Dataset excerpts:
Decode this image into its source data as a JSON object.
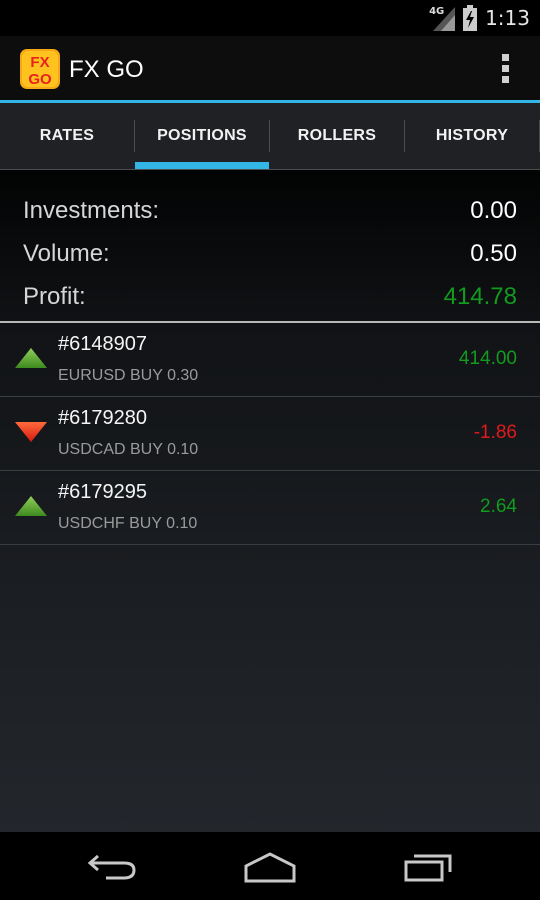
{
  "status_bar": {
    "network": "4G",
    "time": "1:13",
    "icons": [
      "signal-icon",
      "battery-icon"
    ]
  },
  "app": {
    "title": "FX GO",
    "logo_text_top": "FX",
    "logo_text_bottom": "GO",
    "accent_color": "#33b5e5"
  },
  "tabs": [
    {
      "label": "RATES",
      "selected": false
    },
    {
      "label": "POSITIONS",
      "selected": true
    },
    {
      "label": "ROLLERS",
      "selected": false
    },
    {
      "label": "HISTORY",
      "selected": false
    }
  ],
  "summary": {
    "investments_label": "Investments:",
    "investments_value": "0.00",
    "volume_label": "Volume:",
    "volume_value": "0.50",
    "profit_label": "Profit:",
    "profit_value": "414.78"
  },
  "positions": [
    {
      "id": "#6148907",
      "detail": "EURUSD BUY 0.30",
      "value": "414.00",
      "direction": "up"
    },
    {
      "id": "#6179280",
      "detail": "USDCAD BUY 0.10",
      "value": "-1.86",
      "direction": "down"
    },
    {
      "id": "#6179295",
      "detail": "USDCHF BUY 0.10",
      "value": "2.64",
      "direction": "up"
    }
  ],
  "colors": {
    "profit_green": "#129b1e",
    "loss_red": "#e01a1a"
  },
  "nav": {
    "icons": [
      "back-icon",
      "home-icon",
      "recents-icon"
    ]
  }
}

Required task: Excluding the pictures, reproduce every entry exactly as given.

Written response:
Decode this image into its source data as a JSON object.
{
  "status_bar": {
    "network": "4G",
    "time": "1:13",
    "icons": [
      "signal-icon",
      "battery-icon"
    ]
  },
  "app": {
    "title": "FX GO",
    "logo_text_top": "FX",
    "logo_text_bottom": "GO",
    "accent_color": "#33b5e5"
  },
  "tabs": [
    {
      "label": "RATES",
      "selected": false
    },
    {
      "label": "POSITIONS",
      "selected": true
    },
    {
      "label": "ROLLERS",
      "selected": false
    },
    {
      "label": "HISTORY",
      "selected": false
    }
  ],
  "summary": {
    "investments_label": "Investments:",
    "investments_value": "0.00",
    "volume_label": "Volume:",
    "volume_value": "0.50",
    "profit_label": "Profit:",
    "profit_value": "414.78"
  },
  "positions": [
    {
      "id": "#6148907",
      "detail": "EURUSD BUY 0.30",
      "value": "414.00",
      "direction": "up"
    },
    {
      "id": "#6179280",
      "detail": "USDCAD BUY 0.10",
      "value": "-1.86",
      "direction": "down"
    },
    {
      "id": "#6179295",
      "detail": "USDCHF BUY 0.10",
      "value": "2.64",
      "direction": "up"
    }
  ],
  "colors": {
    "profit_green": "#129b1e",
    "loss_red": "#e01a1a"
  },
  "nav": {
    "icons": [
      "back-icon",
      "home-icon",
      "recents-icon"
    ]
  }
}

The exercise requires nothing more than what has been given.